___ Task material ___

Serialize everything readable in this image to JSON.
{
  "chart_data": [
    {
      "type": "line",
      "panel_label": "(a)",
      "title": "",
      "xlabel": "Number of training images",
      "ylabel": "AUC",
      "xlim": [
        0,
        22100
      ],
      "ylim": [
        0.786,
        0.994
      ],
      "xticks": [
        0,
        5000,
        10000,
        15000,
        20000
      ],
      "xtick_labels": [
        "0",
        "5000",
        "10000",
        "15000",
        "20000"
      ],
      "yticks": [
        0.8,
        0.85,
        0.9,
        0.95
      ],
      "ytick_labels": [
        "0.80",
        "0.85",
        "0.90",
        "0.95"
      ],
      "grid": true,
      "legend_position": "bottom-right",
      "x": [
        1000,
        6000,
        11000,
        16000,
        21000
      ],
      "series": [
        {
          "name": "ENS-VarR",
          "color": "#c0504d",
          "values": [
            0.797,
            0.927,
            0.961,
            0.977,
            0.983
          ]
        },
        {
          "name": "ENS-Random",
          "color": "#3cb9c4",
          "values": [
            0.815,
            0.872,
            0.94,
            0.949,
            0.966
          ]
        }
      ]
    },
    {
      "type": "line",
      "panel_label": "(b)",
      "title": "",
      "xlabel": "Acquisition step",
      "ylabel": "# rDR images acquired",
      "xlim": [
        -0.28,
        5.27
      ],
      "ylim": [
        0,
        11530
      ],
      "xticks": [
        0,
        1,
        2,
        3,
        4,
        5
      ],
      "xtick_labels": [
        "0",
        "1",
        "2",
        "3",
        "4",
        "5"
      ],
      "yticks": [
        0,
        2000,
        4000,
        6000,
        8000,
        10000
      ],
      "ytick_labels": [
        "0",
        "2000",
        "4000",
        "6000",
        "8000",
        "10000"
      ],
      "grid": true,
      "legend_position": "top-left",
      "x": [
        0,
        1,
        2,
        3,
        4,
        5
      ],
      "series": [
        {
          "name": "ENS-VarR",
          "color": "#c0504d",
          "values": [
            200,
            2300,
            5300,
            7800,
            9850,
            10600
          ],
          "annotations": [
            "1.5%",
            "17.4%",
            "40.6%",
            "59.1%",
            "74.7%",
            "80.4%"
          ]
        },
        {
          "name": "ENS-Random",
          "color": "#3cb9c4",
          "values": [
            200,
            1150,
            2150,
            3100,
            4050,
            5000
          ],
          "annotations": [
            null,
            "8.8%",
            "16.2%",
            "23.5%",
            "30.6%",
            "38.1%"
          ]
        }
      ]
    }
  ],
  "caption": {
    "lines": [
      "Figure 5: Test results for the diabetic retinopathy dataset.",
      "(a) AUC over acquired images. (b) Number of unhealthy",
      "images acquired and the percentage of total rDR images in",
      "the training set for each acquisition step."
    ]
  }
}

___

> _What you need to do_
Write out every line of the listing that holds the word "step".

> _Final result_
      "xlabel": "Acquisition step",
      "the training set for each acquisition step."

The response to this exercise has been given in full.